Pull out from the material below all lines with "clas".

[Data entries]
- - -

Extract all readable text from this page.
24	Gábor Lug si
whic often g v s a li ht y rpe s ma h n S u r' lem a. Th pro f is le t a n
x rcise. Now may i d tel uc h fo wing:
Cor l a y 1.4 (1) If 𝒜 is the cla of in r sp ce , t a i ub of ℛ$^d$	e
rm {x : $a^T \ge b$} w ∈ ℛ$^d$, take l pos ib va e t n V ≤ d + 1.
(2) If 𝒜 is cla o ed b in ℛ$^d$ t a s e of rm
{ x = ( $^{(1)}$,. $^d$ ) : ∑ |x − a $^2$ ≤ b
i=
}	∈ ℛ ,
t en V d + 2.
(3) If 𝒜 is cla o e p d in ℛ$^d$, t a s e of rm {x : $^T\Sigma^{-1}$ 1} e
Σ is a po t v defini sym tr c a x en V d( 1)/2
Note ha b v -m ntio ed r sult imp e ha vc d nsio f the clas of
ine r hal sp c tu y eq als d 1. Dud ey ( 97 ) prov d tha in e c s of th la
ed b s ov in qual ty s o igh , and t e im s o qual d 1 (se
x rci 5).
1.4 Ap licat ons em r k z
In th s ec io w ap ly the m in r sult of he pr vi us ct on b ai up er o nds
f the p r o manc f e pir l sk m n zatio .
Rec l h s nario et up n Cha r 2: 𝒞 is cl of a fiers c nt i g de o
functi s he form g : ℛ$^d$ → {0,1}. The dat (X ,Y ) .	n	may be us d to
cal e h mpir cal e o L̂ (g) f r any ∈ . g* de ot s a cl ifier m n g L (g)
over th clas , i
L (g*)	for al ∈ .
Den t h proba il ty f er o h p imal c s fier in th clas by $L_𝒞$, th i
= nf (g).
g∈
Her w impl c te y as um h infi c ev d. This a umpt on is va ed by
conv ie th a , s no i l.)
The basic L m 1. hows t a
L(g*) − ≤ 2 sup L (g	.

- - -

:: Solution ::
Note ha b v -m ntio ed r sult imp e ha vc d nsio f the clas of
over th clas , i
Den t h proba il ty f er o h p imal c s fier in th clas by $L_𝒞$, th i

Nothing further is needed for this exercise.